--- Dataset rows ---

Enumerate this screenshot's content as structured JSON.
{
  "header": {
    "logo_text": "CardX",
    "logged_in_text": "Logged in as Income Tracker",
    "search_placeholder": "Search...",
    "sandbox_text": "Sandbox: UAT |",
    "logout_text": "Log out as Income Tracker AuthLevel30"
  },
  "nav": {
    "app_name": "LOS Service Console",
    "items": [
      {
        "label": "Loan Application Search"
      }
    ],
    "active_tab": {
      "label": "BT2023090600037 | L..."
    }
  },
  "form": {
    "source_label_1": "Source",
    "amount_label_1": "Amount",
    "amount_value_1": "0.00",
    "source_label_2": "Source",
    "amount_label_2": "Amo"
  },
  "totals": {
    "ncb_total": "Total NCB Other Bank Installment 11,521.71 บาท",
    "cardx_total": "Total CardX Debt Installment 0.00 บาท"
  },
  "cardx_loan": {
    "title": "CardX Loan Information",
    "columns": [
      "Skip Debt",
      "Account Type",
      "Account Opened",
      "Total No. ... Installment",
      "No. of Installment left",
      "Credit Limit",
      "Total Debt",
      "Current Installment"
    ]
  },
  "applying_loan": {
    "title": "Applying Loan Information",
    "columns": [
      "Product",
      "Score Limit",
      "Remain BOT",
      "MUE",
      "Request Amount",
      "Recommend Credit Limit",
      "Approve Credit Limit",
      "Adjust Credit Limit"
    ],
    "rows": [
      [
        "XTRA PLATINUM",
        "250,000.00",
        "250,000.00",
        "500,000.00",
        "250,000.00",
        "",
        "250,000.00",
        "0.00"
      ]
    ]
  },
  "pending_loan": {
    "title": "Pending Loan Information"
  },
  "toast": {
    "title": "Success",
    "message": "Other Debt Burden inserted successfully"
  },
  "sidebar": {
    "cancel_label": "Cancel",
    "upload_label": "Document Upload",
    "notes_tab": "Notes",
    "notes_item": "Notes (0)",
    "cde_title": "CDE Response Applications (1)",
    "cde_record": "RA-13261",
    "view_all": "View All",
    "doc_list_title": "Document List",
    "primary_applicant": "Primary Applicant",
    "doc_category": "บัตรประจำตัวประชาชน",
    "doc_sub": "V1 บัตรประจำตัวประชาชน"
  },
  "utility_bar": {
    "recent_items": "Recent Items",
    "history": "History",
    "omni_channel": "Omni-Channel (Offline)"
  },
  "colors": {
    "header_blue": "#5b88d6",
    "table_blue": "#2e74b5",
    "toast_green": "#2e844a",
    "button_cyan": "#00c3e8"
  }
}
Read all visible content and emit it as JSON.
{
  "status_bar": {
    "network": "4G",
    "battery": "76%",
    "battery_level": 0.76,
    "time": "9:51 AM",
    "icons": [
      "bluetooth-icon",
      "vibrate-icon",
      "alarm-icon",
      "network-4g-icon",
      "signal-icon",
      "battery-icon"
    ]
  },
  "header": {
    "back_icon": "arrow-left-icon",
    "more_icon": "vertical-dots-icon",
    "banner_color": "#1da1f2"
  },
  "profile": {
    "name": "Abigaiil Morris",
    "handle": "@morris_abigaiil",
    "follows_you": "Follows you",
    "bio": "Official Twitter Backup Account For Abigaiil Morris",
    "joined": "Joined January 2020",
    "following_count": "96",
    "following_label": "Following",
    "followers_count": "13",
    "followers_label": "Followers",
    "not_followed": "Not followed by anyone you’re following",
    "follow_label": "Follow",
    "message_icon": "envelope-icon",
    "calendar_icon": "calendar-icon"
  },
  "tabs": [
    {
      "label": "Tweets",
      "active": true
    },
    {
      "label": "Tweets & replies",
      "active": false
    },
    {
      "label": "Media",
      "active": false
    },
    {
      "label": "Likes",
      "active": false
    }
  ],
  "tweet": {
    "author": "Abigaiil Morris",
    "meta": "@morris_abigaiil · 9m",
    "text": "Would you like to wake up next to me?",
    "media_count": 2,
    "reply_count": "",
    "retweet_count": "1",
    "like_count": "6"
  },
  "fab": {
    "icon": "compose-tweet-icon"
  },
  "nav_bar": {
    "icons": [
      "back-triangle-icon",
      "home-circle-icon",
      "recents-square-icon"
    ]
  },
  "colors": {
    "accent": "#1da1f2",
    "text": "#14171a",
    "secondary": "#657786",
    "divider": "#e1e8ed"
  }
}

---

* Goal
Make an exact copy of every entry.

* Written response
Enumerate this screenshot's content as structured JSON.
{
  "header": {
    "logo_text": "CardX",
    "logged_in_text": "Logged in as Income Tracker",
    "search_placeholder": "Search...",
    "sandbox_text": "Sandbox: UAT |",
    "logout_text": "Log out as Income Tracker AuthLevel30"
  },
  "nav": {
    "app_name": "LOS Service Console",
    "items": [
      {
        "label": "Loan Application Search"
      }
    ],
    "active_tab": {
      "label": "BT2023090600037 | L..."
    }
  },
  "form": {
    "source_label_1": "Source",
    "amount_label_1": "Amount",
    "amount_value_1": "0.00",
    "source_label_2": "Source",
    "amount_label_2": "Amo"
  },
  "totals": {
    "ncb_total": "Total NCB Other Bank Installment 11,521.71 บาท",
    "cardx_total": "Total CardX Debt Installment 0.00 บาท"
  },
  "cardx_loan": {
    "title": "CardX Loan Information",
    "columns": [
      "Skip Debt",
      "Account Type",
      "Account Opened",
      "Total No. ... Installment",
      "No. of Installment left",
      "Credit Limit",
      "Total Debt",
      "Current Installment"
    ]
  },
  "applying_loan": {
    "title": "Applying Loan Information",
    "columns": [
      "Product",
      "Score Limit",
      "Remain BOT",
      "MUE",
      "Request Amount",
      "Recommend Credit Limit",
      "Approve Credit Limit",
      "Adjust Credit Limit"
    ],
    "rows": [
      [
        "XTRA PLATINUM",
        "250,000.00",
        "250,000.00",
        "500,000.00",
        "250,000.00",
        "",
        "250,000.00",
        "0.00"
      ]
    ]
  },
  "pending_loan": {
    "title": "Pending Loan Information"
  },
  "toast": {
    "title": "Success",
    "message": "Other Debt Burden inserted successfully"
  },
  "sidebar": {
    "cancel_label": "Cancel",
    "upload_label": "Document Upload",
    "notes_tab": "Notes",
    "notes_item": "Notes (0)",
    "cde_title": "CDE Response Applications (1)",
    "cde_record": "RA-13261",
    "view_all": "View All",
    "doc_list_title": "Document List",
    "primary_applicant": "Primary Applicant",
    "doc_category": "บัตรประจำตัวประชาชน",
    "doc_sub": "V1 บัตรประจำตัวประชาชน"
  },
  "utility_bar": {
    "recent_items": "Recent Items",
    "history": "History",
    "omni_channel": "Omni-Channel (Offline)"
  },
  "colors": {
    "header_blue": "#5b88d6",
    "table_blue": "#2e74b5",
    "toast_green": "#2e844a",
    "button_cyan": "#00c3e8"
  }
}
Read all visible content and emit it as JSON.
{
  "status_bar": {
    "network": "4G",
    "battery": "76%",
    "battery_level": 0.76,
    "time": "9:51 AM",
    "icons": [
      "bluetooth-icon",
      "vibrate-icon",
      "alarm-icon",
      "network-4g-icon",
      "signal-icon",
      "battery-icon"
    ]
  },
  "header": {
    "back_icon": "arrow-left-icon",
    "more_icon": "vertical-dots-icon",
    "banner_color": "#1da1f2"
  },
  "profile": {
    "name": "Abigaiil Morris",
    "handle": "@morris_abigaiil",
    "follows_you": "Follows you",
    "bio": "Official Twitter Backup Account For Abigaiil Morris",
    "joined": "Joined January 2020",
    "following_count": "96",
    "following_label": "Following",
    "followers_count": "13",
    "followers_label": "Followers",
    "not_followed": "Not followed by anyone you’re following",
    "follow_label": "Follow",
    "message_icon": "envelope-icon",
    "calendar_icon": "calendar-icon"
  },
  "tabs": [
    {
      "label": "Tweets",
      "active": true
    },
    {
      "label": "Tweets & replies",
      "active": false
    },
    {
      "label": "Media",
      "active": false
    },
    {
      "label": "Likes",
      "active": false
    }
  ],
  "tweet": {
    "author": "Abigaiil Morris",
    "meta": "@morris_abigaiil · 9m",
    "text": "Would you like to wake up next to me?",
    "media_count": 2,
    "reply_count": "",
    "retweet_count": "1",
    "like_count": "6"
  },
  "fab": {
    "icon": "compose-tweet-icon"
  },
  "nav_bar": {
    "icons": [
      "back-triangle-icon",
      "home-circle-icon",
      "recents-square-icon"
    ]
  },
  "colors": {
    "accent": "#1da1f2",
    "text": "#14171a",
    "secondary": "#657786",
    "divider": "#e1e8ed"
  }
}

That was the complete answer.